-- EXERCISE INPUT --
+++++
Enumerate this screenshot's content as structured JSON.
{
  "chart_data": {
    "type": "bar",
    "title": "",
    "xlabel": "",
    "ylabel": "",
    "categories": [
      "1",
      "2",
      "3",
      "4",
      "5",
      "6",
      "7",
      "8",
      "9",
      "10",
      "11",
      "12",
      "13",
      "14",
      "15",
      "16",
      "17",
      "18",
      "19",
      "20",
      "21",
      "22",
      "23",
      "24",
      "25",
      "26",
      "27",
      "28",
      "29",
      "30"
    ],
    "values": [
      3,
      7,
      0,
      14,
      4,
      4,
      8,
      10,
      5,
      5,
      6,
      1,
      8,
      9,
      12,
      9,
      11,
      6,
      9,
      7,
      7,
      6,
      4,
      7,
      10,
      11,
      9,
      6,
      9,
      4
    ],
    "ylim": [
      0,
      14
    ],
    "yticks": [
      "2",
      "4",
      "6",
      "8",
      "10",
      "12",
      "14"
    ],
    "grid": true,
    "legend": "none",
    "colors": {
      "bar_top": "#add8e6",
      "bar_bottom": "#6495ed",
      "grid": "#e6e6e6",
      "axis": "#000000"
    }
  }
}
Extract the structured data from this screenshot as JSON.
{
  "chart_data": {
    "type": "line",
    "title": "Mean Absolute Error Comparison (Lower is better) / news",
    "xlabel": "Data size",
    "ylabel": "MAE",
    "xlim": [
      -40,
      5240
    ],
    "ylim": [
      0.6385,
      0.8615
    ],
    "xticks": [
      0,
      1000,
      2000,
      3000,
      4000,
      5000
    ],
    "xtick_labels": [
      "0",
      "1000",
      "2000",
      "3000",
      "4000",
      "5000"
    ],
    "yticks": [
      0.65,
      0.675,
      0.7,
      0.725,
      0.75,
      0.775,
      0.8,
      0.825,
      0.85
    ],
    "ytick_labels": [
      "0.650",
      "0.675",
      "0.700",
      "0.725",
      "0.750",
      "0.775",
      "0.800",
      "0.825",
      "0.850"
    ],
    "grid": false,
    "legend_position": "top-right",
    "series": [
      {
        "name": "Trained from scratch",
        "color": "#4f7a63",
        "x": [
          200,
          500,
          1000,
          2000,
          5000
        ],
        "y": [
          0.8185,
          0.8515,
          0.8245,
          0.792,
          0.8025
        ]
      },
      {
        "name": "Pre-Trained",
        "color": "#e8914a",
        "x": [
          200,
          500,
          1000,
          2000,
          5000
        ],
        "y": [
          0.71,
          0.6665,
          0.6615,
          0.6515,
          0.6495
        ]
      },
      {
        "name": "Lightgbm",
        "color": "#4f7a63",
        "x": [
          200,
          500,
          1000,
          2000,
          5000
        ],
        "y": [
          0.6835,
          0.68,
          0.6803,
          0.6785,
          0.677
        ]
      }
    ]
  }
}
+++++
Which lines contain the word "from"? Copy each of them.

Extract the structured data from this screenshot as JSON.
        "name": "Trained from scratch",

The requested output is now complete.